>>>

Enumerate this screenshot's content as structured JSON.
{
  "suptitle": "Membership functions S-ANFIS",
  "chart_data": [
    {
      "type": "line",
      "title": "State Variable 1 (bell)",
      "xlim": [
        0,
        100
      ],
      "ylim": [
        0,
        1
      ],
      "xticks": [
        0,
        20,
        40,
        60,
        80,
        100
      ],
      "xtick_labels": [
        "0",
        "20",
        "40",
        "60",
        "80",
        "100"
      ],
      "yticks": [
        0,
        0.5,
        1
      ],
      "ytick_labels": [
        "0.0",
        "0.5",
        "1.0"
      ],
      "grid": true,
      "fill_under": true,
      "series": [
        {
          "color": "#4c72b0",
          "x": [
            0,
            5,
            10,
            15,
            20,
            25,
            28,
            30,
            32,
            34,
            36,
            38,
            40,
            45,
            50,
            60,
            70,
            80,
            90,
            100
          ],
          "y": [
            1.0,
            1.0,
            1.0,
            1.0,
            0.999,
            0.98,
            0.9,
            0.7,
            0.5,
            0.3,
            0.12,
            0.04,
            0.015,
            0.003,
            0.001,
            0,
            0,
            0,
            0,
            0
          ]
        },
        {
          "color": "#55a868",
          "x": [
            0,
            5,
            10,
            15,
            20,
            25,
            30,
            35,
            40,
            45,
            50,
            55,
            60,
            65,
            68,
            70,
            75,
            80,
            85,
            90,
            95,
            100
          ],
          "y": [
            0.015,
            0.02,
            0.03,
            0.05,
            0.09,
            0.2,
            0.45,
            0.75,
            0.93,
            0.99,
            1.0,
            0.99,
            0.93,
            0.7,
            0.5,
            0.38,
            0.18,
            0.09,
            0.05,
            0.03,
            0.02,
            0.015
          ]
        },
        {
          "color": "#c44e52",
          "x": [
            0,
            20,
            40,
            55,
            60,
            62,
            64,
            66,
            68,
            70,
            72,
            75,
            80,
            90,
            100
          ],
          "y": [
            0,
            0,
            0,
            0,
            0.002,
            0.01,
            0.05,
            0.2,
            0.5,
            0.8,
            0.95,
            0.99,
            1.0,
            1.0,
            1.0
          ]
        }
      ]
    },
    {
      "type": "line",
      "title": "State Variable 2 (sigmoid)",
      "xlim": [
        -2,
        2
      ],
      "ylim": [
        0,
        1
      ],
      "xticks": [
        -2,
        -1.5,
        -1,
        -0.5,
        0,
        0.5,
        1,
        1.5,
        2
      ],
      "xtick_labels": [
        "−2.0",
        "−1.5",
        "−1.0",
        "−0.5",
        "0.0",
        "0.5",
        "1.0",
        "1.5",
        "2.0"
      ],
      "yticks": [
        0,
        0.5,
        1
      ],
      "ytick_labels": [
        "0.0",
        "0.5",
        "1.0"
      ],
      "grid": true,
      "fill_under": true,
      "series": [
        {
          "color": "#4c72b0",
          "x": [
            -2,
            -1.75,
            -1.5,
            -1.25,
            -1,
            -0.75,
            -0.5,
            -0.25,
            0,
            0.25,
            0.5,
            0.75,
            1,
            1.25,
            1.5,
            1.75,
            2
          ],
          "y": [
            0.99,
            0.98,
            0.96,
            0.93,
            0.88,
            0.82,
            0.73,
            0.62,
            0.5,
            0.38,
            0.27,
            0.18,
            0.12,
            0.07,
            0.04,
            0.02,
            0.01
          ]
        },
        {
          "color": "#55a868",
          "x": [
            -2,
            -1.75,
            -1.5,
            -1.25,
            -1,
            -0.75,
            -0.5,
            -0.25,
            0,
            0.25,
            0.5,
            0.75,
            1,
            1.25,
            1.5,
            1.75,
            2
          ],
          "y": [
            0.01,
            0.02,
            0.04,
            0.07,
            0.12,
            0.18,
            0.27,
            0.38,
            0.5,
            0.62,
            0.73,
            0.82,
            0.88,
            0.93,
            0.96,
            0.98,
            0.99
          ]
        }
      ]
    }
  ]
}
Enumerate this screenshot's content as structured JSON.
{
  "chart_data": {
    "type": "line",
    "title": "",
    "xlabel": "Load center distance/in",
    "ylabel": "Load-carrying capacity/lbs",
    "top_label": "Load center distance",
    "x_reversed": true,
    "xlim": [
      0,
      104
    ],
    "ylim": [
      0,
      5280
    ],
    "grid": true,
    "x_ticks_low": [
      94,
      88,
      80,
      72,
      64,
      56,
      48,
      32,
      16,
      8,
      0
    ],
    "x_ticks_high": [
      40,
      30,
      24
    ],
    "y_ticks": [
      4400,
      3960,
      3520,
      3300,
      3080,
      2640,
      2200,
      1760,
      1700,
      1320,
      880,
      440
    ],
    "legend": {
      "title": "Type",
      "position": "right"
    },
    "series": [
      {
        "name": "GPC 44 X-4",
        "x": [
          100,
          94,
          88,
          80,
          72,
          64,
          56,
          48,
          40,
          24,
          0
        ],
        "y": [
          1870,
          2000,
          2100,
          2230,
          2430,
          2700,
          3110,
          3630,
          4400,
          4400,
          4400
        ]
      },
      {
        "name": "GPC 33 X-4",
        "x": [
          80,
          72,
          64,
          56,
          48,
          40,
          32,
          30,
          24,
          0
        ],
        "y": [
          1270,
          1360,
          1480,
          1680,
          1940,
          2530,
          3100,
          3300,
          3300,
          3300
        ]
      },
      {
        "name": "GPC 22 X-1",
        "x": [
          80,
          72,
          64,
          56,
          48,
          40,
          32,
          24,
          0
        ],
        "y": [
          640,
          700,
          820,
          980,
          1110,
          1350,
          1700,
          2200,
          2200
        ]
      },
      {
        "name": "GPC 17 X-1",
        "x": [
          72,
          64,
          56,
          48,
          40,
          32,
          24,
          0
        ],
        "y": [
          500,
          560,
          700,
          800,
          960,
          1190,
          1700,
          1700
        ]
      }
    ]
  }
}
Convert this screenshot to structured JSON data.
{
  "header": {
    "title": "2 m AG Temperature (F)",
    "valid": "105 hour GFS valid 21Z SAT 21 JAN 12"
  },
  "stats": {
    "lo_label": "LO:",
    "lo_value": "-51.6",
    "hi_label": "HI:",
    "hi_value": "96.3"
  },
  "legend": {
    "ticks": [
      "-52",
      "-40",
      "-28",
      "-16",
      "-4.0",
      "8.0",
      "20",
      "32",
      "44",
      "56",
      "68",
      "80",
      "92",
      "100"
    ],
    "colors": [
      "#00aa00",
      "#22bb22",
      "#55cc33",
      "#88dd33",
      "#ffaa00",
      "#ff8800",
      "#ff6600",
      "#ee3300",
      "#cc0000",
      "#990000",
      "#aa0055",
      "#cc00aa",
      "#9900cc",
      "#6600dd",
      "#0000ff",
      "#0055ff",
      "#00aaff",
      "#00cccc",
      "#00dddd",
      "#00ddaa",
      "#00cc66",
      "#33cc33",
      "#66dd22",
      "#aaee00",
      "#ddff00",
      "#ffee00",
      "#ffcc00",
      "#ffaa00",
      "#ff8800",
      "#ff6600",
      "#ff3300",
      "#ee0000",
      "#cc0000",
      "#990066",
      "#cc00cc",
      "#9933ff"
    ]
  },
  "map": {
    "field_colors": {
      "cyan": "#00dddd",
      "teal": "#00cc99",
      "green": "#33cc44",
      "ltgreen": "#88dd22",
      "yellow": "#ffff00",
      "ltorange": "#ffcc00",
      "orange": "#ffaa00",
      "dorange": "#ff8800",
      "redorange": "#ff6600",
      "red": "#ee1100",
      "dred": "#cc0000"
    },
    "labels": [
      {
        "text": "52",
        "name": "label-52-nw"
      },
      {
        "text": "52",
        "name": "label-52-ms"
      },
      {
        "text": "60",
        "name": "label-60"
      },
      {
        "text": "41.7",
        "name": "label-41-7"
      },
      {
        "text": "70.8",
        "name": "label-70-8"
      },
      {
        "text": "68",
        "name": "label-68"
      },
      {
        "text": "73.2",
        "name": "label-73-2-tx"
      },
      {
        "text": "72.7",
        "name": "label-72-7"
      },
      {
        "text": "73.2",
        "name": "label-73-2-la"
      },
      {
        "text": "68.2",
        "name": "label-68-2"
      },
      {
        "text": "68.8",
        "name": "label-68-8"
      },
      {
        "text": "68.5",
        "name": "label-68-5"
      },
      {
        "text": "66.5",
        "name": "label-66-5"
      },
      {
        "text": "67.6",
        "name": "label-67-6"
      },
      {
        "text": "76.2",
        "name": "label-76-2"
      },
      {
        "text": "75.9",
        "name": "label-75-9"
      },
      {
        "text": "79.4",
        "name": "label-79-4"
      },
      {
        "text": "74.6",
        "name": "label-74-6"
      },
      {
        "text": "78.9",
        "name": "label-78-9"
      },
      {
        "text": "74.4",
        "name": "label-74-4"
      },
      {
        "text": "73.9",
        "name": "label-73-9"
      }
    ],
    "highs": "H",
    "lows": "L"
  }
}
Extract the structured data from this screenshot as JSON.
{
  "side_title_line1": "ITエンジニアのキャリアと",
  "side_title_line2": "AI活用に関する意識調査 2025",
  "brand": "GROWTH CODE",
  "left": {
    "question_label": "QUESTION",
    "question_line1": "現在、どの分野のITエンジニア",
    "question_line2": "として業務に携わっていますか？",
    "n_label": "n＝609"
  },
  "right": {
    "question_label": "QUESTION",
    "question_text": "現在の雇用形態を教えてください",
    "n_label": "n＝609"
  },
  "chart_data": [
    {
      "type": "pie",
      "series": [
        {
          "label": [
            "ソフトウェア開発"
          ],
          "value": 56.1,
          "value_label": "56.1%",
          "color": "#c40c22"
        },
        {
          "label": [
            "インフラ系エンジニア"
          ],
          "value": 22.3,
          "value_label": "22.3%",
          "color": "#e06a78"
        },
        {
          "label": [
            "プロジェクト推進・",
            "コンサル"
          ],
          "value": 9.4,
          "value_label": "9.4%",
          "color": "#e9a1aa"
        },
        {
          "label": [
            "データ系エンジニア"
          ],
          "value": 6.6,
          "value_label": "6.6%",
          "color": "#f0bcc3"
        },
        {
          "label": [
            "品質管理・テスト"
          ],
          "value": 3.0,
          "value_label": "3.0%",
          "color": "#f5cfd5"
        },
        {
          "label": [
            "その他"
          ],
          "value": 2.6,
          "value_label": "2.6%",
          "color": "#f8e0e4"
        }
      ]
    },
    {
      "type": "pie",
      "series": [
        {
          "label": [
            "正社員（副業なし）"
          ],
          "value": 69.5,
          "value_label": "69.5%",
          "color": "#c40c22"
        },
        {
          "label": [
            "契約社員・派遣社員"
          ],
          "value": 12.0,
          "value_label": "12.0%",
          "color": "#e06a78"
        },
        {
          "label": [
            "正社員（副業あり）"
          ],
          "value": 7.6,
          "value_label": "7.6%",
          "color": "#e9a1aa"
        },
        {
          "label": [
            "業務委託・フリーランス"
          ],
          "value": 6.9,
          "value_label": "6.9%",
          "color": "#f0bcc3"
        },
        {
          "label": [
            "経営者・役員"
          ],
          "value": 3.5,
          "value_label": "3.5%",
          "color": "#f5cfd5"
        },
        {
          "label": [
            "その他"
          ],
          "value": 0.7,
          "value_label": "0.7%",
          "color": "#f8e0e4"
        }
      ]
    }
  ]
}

<<<

§ Exercise task: Check every line of the records above for the string "State" and say how many contain it, giving the number alone.

§ The response: 2